** RECORDS FOR THE TASK **
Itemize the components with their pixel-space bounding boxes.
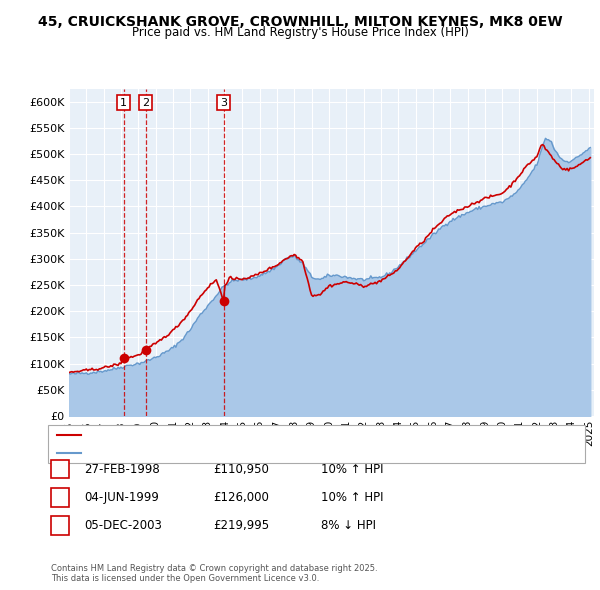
Text: Contains HM Land Registry data © Crown copyright and database right 2025.
This d: Contains HM Land Registry data © Crown c… [51, 563, 377, 583]
Text: 3: 3 [56, 521, 64, 530]
Text: Price paid vs. HM Land Registry's House Price Index (HPI): Price paid vs. HM Land Registry's House … [131, 26, 469, 39]
Text: 10% ↑ HPI: 10% ↑ HPI [321, 463, 383, 476]
Text: 8% ↓ HPI: 8% ↓ HPI [321, 519, 376, 532]
Text: HPI: Average price, detached house, Milton Keynes: HPI: Average price, detached house, Milt… [85, 448, 334, 458]
Text: £126,000: £126,000 [213, 491, 269, 504]
Text: £110,950: £110,950 [213, 463, 269, 476]
Text: 45, CRUICKSHANK GROVE, CROWNHILL, MILTON KEYNES, MK8 0EW: 45, CRUICKSHANK GROVE, CROWNHILL, MILTON… [38, 15, 562, 29]
Text: 10% ↑ HPI: 10% ↑ HPI [321, 491, 383, 504]
Text: 05-DEC-2003: 05-DEC-2003 [84, 519, 162, 532]
Text: 1: 1 [120, 98, 127, 107]
Text: 04-JUN-1999: 04-JUN-1999 [84, 491, 159, 504]
Text: 3: 3 [220, 98, 227, 107]
Text: 45, CRUICKSHANK GROVE, CROWNHILL, MILTON KEYNES, MK8 0EW (detached house): 45, CRUICKSHANK GROVE, CROWNHILL, MILTON… [85, 430, 503, 440]
Text: 2: 2 [142, 98, 149, 107]
Text: 2: 2 [56, 493, 64, 502]
Text: £219,995: £219,995 [213, 519, 269, 532]
Text: 27-FEB-1998: 27-FEB-1998 [84, 463, 160, 476]
Text: 1: 1 [56, 464, 64, 474]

** SHORT PROBLEM **
Write out every line of the records above word for word, but leave out the pictures.

** WRITTEN ANSWER **
Itemize the components with their pixel-space bounding boxes.
Text: Contains HM Land Registry data © Crown copyright and database right 2025.
This d: Contains HM Land Registry data © Crown c… [51, 563, 377, 583]
Text: 3: 3 [56, 521, 64, 530]
Text: Price paid vs. HM Land Registry's House Price Index (HPI): Price paid vs. HM Land Registry's House … [131, 26, 469, 39]
Text: 10% ↑ HPI: 10% ↑ HPI [321, 463, 383, 476]
Text: 8% ↓ HPI: 8% ↓ HPI [321, 519, 376, 532]
Text: HPI: Average price, detached house, Milton Keynes: HPI: Average price, detached house, Milt… [85, 448, 334, 458]
Text: £126,000: £126,000 [213, 491, 269, 504]
Text: £110,950: £110,950 [213, 463, 269, 476]
Text: 45, CRUICKSHANK GROVE, CROWNHILL, MILTON KEYNES, MK8 0EW: 45, CRUICKSHANK GROVE, CROWNHILL, MILTON… [38, 15, 562, 29]
Text: 10% ↑ HPI: 10% ↑ HPI [321, 491, 383, 504]
Text: 05-DEC-2003: 05-DEC-2003 [84, 519, 162, 532]
Text: 1: 1 [120, 98, 127, 107]
Text: 04-JUN-1999: 04-JUN-1999 [84, 491, 159, 504]
Text: 3: 3 [220, 98, 227, 107]
Text: 45, CRUICKSHANK GROVE, CROWNHILL, MILTON KEYNES, MK8 0EW (detached house): 45, CRUICKSHANK GROVE, CROWNHILL, MILTON… [85, 430, 503, 440]
Text: 2: 2 [142, 98, 149, 107]
Text: 2: 2 [56, 493, 64, 502]
Text: £219,995: £219,995 [213, 519, 269, 532]
Text: 27-FEB-1998: 27-FEB-1998 [84, 463, 160, 476]
Text: 1: 1 [56, 464, 64, 474]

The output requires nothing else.